_REQUIRED TASK_
Search the records that follow and extract every line containing the string "Rise".

################

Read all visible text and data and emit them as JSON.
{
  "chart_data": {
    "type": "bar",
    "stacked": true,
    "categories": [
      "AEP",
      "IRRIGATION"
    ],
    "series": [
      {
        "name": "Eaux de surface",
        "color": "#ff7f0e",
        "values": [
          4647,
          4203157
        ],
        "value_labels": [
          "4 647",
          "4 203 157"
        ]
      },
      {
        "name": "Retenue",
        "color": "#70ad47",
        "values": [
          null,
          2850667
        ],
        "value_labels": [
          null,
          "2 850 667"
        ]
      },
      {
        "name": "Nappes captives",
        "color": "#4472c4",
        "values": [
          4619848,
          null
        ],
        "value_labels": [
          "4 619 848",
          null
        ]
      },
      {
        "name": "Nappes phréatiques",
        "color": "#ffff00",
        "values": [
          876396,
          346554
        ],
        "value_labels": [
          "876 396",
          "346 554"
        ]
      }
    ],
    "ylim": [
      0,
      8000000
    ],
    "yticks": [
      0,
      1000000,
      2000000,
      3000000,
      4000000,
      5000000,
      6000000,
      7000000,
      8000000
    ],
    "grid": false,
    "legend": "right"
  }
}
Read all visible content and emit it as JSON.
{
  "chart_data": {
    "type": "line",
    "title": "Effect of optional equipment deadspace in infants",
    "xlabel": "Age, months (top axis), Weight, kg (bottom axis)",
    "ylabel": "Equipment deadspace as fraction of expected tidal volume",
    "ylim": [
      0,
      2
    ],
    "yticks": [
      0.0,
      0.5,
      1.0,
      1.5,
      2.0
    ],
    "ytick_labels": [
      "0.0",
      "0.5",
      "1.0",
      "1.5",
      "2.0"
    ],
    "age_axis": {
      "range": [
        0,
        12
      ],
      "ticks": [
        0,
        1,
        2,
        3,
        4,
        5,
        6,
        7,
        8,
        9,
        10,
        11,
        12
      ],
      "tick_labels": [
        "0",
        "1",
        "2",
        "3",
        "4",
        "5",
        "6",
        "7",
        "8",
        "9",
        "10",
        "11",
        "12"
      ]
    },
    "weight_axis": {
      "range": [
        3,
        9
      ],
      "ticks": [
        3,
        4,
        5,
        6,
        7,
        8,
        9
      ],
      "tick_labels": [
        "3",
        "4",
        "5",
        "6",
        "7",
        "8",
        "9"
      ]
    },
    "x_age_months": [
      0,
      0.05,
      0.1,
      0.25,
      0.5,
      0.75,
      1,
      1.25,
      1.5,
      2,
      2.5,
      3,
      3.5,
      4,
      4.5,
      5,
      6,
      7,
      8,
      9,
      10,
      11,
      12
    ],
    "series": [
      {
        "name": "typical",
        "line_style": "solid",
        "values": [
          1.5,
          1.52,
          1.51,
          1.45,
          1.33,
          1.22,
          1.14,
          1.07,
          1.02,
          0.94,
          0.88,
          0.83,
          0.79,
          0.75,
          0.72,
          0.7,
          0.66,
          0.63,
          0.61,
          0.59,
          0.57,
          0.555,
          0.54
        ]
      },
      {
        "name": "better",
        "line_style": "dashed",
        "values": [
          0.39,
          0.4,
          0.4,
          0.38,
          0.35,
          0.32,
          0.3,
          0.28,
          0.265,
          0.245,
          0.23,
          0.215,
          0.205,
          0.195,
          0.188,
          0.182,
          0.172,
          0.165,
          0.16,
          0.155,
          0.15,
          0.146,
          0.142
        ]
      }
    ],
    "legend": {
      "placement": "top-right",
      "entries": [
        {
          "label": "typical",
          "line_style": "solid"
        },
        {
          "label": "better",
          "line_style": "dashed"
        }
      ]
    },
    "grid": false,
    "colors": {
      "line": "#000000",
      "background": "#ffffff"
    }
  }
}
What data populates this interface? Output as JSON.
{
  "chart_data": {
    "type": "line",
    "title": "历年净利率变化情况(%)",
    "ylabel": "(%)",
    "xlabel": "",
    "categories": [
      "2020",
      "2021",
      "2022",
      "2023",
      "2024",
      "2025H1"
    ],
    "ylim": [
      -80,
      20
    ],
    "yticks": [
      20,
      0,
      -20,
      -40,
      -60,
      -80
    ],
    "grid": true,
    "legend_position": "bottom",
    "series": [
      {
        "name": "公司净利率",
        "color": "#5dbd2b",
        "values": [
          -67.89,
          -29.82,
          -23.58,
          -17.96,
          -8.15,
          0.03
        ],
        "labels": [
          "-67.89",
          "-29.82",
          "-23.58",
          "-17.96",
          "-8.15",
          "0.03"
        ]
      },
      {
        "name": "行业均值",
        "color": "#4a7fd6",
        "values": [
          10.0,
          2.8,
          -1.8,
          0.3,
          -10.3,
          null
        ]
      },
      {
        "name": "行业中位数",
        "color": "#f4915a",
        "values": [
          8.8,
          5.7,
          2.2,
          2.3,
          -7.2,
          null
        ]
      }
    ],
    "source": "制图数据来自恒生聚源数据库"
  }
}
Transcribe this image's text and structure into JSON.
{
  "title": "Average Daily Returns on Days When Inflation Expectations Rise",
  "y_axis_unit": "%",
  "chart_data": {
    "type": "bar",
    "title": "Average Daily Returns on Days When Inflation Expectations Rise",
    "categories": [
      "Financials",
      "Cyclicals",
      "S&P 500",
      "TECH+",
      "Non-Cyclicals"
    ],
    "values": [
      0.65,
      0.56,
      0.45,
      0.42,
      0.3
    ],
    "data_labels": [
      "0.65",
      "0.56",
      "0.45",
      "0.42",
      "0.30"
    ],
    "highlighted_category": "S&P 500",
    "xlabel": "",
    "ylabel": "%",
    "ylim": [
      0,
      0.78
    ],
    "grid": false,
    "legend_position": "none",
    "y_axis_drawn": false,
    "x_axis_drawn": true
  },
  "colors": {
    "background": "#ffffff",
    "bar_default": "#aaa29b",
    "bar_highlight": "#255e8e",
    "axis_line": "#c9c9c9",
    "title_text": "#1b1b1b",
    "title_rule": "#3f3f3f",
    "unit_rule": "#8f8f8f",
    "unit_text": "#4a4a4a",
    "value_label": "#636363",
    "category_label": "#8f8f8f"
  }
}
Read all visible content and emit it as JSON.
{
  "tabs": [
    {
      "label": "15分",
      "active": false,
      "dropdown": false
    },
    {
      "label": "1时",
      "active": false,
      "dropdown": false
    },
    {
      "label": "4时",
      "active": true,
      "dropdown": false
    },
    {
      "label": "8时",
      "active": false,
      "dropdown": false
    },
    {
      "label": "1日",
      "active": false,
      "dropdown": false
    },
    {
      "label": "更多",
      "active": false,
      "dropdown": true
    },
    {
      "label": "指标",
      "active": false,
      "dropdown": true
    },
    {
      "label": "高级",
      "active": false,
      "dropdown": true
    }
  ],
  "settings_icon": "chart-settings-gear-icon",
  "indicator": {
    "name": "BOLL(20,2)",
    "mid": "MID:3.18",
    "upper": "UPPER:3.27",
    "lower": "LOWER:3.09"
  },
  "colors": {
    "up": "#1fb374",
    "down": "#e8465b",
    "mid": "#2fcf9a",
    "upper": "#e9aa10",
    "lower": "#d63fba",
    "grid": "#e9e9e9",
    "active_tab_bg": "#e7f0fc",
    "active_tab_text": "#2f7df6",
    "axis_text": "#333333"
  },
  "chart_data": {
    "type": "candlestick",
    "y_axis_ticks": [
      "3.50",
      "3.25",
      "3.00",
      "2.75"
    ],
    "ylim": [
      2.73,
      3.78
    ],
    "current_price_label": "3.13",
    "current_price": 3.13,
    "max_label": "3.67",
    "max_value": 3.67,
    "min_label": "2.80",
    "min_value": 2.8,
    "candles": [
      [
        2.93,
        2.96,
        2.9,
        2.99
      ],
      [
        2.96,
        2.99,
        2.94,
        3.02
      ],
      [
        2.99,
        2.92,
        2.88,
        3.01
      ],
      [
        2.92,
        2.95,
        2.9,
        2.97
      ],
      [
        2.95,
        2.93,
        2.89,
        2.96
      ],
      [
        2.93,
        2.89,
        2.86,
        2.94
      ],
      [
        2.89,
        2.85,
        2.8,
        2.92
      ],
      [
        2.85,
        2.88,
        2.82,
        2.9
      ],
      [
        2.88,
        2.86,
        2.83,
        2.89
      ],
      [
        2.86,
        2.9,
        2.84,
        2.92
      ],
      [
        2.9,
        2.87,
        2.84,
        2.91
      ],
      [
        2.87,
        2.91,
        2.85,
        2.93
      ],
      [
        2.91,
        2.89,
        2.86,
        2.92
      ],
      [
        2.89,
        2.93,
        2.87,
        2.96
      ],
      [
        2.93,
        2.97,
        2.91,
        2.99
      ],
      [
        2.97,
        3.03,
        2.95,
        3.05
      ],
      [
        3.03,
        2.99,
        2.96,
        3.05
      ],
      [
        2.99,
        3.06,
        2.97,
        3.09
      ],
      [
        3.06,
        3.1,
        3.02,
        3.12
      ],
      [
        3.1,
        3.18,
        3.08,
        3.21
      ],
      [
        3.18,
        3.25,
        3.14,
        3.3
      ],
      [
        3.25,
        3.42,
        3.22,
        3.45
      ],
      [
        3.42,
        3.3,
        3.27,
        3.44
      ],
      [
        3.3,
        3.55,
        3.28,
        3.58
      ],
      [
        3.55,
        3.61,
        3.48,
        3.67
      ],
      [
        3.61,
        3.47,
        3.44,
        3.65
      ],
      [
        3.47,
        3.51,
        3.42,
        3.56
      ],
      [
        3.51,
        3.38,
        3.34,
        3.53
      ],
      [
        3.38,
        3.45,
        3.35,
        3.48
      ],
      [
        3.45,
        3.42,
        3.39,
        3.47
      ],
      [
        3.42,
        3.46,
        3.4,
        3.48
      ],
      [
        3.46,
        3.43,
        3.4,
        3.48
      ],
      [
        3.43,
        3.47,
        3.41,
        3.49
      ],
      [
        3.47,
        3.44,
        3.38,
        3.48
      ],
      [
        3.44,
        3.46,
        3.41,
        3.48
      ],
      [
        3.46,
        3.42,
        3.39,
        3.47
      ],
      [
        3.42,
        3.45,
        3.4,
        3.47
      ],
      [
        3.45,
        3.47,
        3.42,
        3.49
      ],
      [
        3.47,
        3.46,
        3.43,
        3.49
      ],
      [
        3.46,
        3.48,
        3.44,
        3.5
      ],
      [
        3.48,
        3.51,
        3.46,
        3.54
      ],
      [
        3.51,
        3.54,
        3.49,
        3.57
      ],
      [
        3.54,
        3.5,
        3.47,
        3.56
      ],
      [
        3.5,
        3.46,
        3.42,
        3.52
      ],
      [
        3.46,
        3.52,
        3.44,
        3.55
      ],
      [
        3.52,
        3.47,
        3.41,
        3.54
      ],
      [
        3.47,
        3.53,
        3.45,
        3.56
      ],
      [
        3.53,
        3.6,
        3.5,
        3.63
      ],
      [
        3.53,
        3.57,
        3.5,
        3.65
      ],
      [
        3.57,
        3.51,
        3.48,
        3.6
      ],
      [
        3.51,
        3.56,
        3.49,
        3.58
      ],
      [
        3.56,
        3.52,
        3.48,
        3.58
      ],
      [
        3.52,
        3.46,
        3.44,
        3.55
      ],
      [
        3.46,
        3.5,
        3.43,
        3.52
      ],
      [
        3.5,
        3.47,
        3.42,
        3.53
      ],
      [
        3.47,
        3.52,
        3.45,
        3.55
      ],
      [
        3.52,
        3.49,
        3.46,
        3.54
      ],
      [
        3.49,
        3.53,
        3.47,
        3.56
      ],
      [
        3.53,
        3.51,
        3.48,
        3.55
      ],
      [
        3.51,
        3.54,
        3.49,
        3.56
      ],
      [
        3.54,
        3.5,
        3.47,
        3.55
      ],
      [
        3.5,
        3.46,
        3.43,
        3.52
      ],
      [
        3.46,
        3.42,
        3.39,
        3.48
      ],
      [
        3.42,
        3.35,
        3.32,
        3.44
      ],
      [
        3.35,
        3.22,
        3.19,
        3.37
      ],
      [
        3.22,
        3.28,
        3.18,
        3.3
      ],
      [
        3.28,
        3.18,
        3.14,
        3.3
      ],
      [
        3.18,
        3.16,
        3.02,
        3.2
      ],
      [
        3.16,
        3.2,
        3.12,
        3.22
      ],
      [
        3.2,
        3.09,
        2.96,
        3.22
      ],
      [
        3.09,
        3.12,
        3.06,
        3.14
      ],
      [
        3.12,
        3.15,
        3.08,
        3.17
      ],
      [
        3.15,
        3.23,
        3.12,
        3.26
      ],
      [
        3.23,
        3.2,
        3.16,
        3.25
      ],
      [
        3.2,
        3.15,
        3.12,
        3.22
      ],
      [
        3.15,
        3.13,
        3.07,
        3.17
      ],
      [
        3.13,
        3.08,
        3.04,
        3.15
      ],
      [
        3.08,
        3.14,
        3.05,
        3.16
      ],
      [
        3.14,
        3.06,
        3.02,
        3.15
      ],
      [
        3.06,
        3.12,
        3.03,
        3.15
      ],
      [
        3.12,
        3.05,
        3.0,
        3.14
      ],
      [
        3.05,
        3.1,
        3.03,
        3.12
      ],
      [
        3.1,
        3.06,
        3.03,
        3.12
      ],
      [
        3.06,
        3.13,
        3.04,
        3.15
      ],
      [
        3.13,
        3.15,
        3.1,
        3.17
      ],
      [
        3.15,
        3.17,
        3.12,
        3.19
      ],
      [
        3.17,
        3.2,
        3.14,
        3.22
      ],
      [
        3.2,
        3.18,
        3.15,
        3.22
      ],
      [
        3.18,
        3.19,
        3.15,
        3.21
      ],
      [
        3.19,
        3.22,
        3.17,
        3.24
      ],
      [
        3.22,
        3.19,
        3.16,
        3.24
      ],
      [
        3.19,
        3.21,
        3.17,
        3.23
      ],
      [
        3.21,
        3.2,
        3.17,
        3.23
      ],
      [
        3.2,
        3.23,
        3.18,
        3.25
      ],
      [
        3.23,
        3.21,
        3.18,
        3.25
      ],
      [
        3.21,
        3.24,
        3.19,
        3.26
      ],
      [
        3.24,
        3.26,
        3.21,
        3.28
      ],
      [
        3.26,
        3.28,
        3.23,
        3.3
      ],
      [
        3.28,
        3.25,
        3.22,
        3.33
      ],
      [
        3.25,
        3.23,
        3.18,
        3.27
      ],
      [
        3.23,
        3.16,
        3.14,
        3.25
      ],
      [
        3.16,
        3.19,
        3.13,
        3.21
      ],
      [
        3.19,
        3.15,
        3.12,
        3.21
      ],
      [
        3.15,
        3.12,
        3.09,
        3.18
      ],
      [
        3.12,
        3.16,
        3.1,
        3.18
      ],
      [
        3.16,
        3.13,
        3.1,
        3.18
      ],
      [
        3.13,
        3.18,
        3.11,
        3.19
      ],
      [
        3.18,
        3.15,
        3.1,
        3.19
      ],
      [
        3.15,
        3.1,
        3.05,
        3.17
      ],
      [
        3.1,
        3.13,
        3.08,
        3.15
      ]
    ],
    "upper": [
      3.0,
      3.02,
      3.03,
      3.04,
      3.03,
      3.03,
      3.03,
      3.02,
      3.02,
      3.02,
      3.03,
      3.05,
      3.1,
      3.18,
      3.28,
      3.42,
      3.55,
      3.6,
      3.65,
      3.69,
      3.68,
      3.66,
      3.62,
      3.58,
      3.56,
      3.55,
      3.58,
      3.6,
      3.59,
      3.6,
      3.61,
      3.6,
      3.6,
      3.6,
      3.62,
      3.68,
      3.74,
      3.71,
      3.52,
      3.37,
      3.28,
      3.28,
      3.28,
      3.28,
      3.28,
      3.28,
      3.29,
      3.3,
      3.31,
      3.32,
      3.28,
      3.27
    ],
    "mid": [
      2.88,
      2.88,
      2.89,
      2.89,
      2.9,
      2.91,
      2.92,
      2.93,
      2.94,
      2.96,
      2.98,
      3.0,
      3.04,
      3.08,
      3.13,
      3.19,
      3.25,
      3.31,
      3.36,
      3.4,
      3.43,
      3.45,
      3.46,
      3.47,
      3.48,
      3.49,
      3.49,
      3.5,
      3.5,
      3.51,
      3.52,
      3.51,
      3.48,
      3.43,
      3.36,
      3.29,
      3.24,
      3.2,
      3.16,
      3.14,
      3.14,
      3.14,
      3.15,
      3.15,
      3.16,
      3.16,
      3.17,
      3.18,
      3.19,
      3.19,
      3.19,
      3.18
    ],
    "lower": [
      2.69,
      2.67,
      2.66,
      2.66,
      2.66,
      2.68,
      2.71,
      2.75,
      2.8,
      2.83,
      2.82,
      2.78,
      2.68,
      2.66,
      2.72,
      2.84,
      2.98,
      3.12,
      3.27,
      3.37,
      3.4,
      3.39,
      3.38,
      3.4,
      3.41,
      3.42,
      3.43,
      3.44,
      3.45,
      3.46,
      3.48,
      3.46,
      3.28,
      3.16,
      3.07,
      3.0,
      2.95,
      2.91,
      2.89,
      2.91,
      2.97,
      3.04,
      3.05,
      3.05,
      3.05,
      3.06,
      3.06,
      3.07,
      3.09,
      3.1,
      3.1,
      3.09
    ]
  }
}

################

_WRITTEN REPLY_
  "title": "Average Daily Returns on Days When Inflation Expectations Rise",
    "title": "Average Daily Returns on Days When Inflation Expectations Rise",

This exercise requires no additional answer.